> **JOB**
Output the material word for word. Leave each picture out.
☆ ☆ ☆ ☆ ☆
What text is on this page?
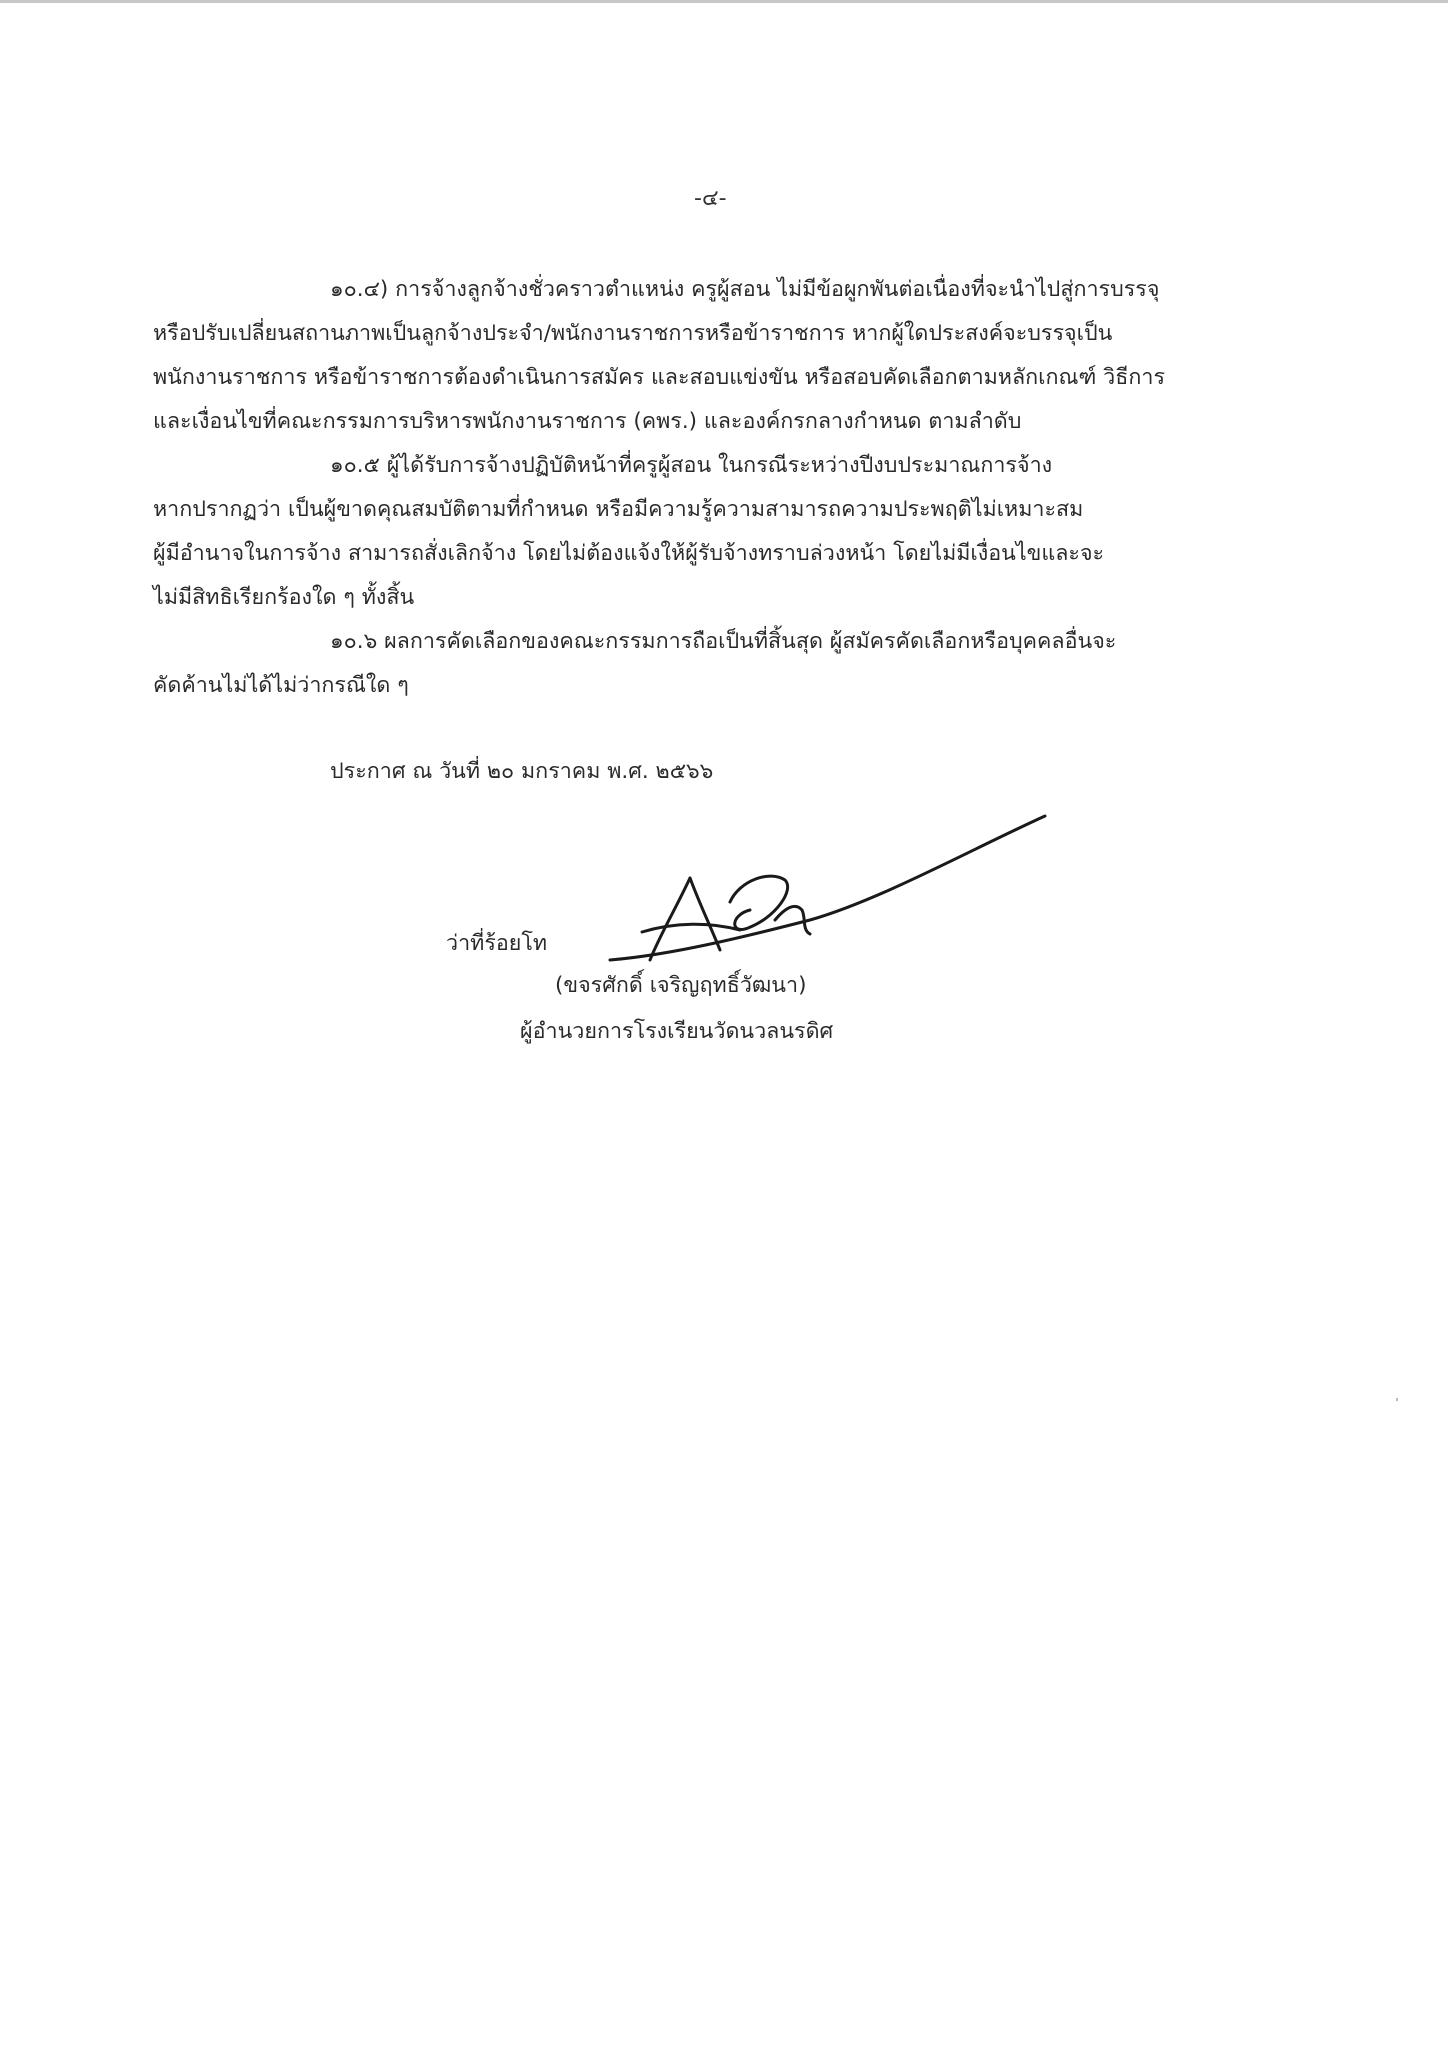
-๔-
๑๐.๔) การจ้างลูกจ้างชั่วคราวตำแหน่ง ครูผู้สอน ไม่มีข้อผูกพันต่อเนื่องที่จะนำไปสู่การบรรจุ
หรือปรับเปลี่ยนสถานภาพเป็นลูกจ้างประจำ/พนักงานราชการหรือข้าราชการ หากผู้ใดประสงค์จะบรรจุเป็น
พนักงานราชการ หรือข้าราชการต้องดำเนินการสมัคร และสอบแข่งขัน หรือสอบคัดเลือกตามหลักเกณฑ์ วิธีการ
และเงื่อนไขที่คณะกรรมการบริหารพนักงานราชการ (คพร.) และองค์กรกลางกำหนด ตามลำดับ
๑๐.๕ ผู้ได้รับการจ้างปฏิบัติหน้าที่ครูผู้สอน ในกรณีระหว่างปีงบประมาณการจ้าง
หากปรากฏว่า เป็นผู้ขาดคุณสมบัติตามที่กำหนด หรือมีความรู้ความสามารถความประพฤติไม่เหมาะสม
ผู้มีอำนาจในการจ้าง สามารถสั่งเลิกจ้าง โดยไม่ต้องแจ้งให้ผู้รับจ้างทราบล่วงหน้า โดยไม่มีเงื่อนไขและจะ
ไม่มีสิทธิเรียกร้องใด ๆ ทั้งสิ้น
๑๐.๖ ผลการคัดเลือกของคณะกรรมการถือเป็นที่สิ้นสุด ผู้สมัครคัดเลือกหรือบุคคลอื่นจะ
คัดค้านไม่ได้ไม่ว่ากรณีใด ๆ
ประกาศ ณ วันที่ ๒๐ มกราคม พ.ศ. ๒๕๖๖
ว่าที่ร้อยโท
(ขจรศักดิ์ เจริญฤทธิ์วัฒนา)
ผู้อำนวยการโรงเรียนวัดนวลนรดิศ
☆ ☆ ☆ ☆ ☆
> **ANSWER**
What text is on this page?
-๔-
๑๐.๔) การจ้างลูกจ้างชั่วคราวตำแหน่ง ครูผู้สอน ไม่มีข้อผูกพันต่อเนื่องที่จะนำไปสู่การบรรจุ
หรือปรับเปลี่ยนสถานภาพเป็นลูกจ้างประจำ/พนักงานราชการหรือข้าราชการ หากผู้ใดประสงค์จะบรรจุเป็น
พนักงานราชการ หรือข้าราชการต้องดำเนินการสมัคร และสอบแข่งขัน หรือสอบคัดเลือกตามหลักเกณฑ์ วิธีการ
และเงื่อนไขที่คณะกรรมการบริหารพนักงานราชการ (คพร.) และองค์กรกลางกำหนด ตามลำดับ
๑๐.๕ ผู้ได้รับการจ้างปฏิบัติหน้าที่ครูผู้สอน ในกรณีระหว่างปีงบประมาณการจ้าง
หากปรากฏว่า เป็นผู้ขาดคุณสมบัติตามที่กำหนด หรือมีความรู้ความสามารถความประพฤติไม่เหมาะสม
ผู้มีอำนาจในการจ้าง สามารถสั่งเลิกจ้าง โดยไม่ต้องแจ้งให้ผู้รับจ้างทราบล่วงหน้า โดยไม่มีเงื่อนไขและจะ
ไม่มีสิทธิเรียกร้องใด ๆ ทั้งสิ้น
๑๐.๖ ผลการคัดเลือกของคณะกรรมการถือเป็นที่สิ้นสุด ผู้สมัครคัดเลือกหรือบุคคลอื่นจะ
คัดค้านไม่ได้ไม่ว่ากรณีใด ๆ
ประกาศ ณ วันที่ ๒๐ มกราคม พ.ศ. ๒๕๖๖
ว่าที่ร้อยโท
(ขจรศักดิ์ เจริญฤทธิ์วัฒนา)
ผู้อำนวยการโรงเรียนวัดนวลนรดิศ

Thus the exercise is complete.